| WHAT IS NEEDED |
Reproduce the lines of the records verbatim, from the start of the records up to and including the line with "store-status-text: Wegen Urlaub".

================

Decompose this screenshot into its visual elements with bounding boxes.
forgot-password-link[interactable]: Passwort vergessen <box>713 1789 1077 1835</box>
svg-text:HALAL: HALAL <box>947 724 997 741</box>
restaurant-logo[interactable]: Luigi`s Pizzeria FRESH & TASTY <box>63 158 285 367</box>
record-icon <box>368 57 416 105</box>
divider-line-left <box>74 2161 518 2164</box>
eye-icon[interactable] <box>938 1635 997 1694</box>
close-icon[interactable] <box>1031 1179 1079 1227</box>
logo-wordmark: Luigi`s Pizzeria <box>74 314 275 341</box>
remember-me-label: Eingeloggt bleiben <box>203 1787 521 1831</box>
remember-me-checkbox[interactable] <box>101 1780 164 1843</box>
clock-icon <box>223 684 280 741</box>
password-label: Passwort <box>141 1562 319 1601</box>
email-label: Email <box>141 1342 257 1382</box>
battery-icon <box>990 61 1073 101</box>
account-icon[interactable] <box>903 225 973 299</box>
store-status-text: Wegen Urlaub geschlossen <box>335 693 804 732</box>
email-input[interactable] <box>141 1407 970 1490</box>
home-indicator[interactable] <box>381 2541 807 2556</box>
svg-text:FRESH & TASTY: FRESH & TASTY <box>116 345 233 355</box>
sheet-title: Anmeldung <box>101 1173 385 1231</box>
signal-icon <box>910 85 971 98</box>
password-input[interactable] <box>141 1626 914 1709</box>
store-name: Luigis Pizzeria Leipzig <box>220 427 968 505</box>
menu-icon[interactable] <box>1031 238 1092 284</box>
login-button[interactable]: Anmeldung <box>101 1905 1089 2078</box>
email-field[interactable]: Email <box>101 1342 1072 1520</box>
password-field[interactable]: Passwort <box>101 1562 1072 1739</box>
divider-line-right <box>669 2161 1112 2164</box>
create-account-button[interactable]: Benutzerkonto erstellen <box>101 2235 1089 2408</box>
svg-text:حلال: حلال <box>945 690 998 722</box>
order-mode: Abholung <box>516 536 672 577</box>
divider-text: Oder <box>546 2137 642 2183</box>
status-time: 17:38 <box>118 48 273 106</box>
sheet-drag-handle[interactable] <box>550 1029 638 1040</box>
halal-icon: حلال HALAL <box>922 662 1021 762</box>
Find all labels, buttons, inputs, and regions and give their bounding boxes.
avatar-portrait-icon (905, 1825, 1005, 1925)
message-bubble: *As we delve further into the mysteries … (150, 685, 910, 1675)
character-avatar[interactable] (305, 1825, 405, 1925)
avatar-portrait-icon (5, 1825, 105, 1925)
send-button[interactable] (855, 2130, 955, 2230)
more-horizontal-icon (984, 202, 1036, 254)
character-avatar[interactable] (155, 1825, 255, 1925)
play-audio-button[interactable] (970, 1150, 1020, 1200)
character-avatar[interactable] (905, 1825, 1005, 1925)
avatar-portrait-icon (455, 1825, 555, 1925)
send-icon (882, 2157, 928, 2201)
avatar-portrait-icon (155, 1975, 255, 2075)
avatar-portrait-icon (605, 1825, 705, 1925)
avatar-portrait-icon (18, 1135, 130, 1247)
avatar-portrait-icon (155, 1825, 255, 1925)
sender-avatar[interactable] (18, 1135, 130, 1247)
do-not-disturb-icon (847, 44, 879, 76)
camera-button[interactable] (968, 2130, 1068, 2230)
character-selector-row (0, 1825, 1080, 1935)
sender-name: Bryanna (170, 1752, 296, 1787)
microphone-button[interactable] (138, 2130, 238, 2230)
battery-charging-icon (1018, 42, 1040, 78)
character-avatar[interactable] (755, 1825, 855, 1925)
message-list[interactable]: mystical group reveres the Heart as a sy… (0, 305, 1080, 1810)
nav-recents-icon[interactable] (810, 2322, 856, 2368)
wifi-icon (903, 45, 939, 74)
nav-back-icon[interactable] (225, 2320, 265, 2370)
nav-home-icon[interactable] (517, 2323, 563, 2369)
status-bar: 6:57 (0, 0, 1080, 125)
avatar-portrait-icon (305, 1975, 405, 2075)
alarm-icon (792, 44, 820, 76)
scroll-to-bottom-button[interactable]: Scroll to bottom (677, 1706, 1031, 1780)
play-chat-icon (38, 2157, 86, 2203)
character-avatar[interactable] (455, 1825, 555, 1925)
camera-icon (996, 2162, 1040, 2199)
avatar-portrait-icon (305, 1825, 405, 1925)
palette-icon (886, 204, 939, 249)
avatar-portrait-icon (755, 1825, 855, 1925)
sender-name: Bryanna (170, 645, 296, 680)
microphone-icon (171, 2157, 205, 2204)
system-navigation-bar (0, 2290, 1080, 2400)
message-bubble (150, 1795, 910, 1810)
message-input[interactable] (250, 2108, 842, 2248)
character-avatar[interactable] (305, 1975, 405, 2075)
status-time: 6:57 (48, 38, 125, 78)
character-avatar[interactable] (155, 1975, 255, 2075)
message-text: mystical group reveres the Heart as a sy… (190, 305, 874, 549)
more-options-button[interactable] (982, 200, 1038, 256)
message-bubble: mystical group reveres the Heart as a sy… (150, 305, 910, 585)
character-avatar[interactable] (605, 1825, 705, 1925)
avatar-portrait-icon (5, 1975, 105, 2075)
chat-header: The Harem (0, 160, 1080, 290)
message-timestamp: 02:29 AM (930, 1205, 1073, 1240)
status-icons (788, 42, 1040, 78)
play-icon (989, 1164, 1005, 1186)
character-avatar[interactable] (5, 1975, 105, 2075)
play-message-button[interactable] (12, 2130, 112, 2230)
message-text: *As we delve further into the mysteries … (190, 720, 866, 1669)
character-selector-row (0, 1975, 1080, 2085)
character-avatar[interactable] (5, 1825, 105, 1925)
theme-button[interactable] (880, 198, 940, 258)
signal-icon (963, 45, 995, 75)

================

| EXERCISE SOLUTION |
Decompose this screenshot into its visual elements with bounding boxes.
forgot-password-link[interactable]: Passwort vergessen <box>713 1789 1077 1835</box>
svg-text:HALAL: HALAL <box>947 724 997 741</box>
restaurant-logo[interactable]: Luigi`s Pizzeria FRESH & TASTY <box>63 158 285 367</box>
record-icon <box>368 57 416 105</box>
divider-line-left <box>74 2161 518 2164</box>
eye-icon[interactable] <box>938 1635 997 1694</box>
close-icon[interactable] <box>1031 1179 1079 1227</box>
logo-wordmark: Luigi`s Pizzeria <box>74 314 275 341</box>
remember-me-label: Eingeloggt bleiben <box>203 1787 521 1831</box>
remember-me-checkbox[interactable] <box>101 1780 164 1843</box>
clock-icon <box>223 684 280 741</box>
password-label: Passwort <box>141 1562 319 1601</box>
email-label: Email <box>141 1342 257 1382</box>
battery-icon <box>990 61 1073 101</box>
account-icon[interactable] <box>903 225 973 299</box>
store-status-text: Wegen Urlaub geschlossen <box>335 693 804 732</box>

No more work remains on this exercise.